**Directions**
Retype each entry below, keeping every character the same.

Extracted data entries
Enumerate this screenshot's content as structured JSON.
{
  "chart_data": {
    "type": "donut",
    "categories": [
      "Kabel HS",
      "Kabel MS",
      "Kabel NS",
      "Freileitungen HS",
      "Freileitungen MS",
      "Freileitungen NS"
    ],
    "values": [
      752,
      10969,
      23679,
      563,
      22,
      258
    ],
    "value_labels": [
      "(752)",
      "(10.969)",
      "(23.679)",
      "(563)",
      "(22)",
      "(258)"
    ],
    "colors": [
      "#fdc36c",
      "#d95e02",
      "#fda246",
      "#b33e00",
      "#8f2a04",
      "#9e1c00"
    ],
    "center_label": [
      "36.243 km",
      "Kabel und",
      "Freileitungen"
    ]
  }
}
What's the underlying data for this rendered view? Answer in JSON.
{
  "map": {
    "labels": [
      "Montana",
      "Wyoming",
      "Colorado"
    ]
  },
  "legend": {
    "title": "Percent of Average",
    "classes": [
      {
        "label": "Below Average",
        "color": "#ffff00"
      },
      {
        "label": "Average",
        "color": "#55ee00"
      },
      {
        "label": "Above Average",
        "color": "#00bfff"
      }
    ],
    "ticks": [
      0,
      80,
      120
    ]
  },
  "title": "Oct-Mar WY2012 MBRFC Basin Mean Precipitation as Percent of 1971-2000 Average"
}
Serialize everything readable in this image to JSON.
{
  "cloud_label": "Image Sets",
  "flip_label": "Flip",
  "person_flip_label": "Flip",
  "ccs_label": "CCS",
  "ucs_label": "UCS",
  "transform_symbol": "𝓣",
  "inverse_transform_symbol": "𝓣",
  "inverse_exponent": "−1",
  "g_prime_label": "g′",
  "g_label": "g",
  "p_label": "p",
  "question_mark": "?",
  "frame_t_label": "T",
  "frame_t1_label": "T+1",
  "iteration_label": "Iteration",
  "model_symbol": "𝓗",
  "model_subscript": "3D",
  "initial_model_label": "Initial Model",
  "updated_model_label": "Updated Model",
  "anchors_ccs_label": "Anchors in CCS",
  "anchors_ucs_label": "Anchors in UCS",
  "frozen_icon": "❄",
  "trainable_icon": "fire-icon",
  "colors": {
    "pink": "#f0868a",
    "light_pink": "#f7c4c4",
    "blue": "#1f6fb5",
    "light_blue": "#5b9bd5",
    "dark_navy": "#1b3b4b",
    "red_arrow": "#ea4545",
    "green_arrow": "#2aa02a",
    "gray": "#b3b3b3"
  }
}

**Written reply**
Enumerate this screenshot's content as structured JSON.
{
  "chart_data": {
    "type": "donut",
    "categories": [
      "Kabel HS",
      "Kabel MS",
      "Kabel NS",
      "Freileitungen HS",
      "Freileitungen MS",
      "Freileitungen NS"
    ],
    "values": [
      752,
      10969,
      23679,
      563,
      22,
      258
    ],
    "value_labels": [
      "(752)",
      "(10.969)",
      "(23.679)",
      "(563)",
      "(22)",
      "(258)"
    ],
    "colors": [
      "#fdc36c",
      "#d95e02",
      "#fda246",
      "#b33e00",
      "#8f2a04",
      "#9e1c00"
    ],
    "center_label": [
      "36.243 km",
      "Kabel und",
      "Freileitungen"
    ]
  }
}
What's the underlying data for this rendered view? Answer in JSON.
{
  "map": {
    "labels": [
      "Montana",
      "Wyoming",
      "Colorado"
    ]
  },
  "legend": {
    "title": "Percent of Average",
    "classes": [
      {
        "label": "Below Average",
        "color": "#ffff00"
      },
      {
        "label": "Average",
        "color": "#55ee00"
      },
      {
        "label": "Above Average",
        "color": "#00bfff"
      }
    ],
    "ticks": [
      0,
      80,
      120
    ]
  },
  "title": "Oct-Mar WY2012 MBRFC Basin Mean Precipitation as Percent of 1971-2000 Average"
}
Serialize everything readable in this image to JSON.
{
  "cloud_label": "Image Sets",
  "flip_label": "Flip",
  "person_flip_label": "Flip",
  "ccs_label": "CCS",
  "ucs_label": "UCS",
  "transform_symbol": "𝓣",
  "inverse_transform_symbol": "𝓣",
  "inverse_exponent": "−1",
  "g_prime_label": "g′",
  "g_label": "g",
  "p_label": "p",
  "question_mark": "?",
  "frame_t_label": "T",
  "frame_t1_label": "T+1",
  "iteration_label": "Iteration",
  "model_symbol": "𝓗",
  "model_subscript": "3D",
  "initial_model_label": "Initial Model",
  "updated_model_label": "Updated Model",
  "anchors_ccs_label": "Anchors in CCS",
  "anchors_ucs_label": "Anchors in UCS",
  "frozen_icon": "❄",
  "trainable_icon": "fire-icon",
  "colors": {
    "pink": "#f0868a",
    "light_pink": "#f7c4c4",
    "blue": "#1f6fb5",
    "light_blue": "#5b9bd5",
    "dark_navy": "#1b3b4b",
    "red_arrow": "#ea4545",
    "green_arrow": "#2aa02a",
    "gray": "#b3b3b3"
  }
}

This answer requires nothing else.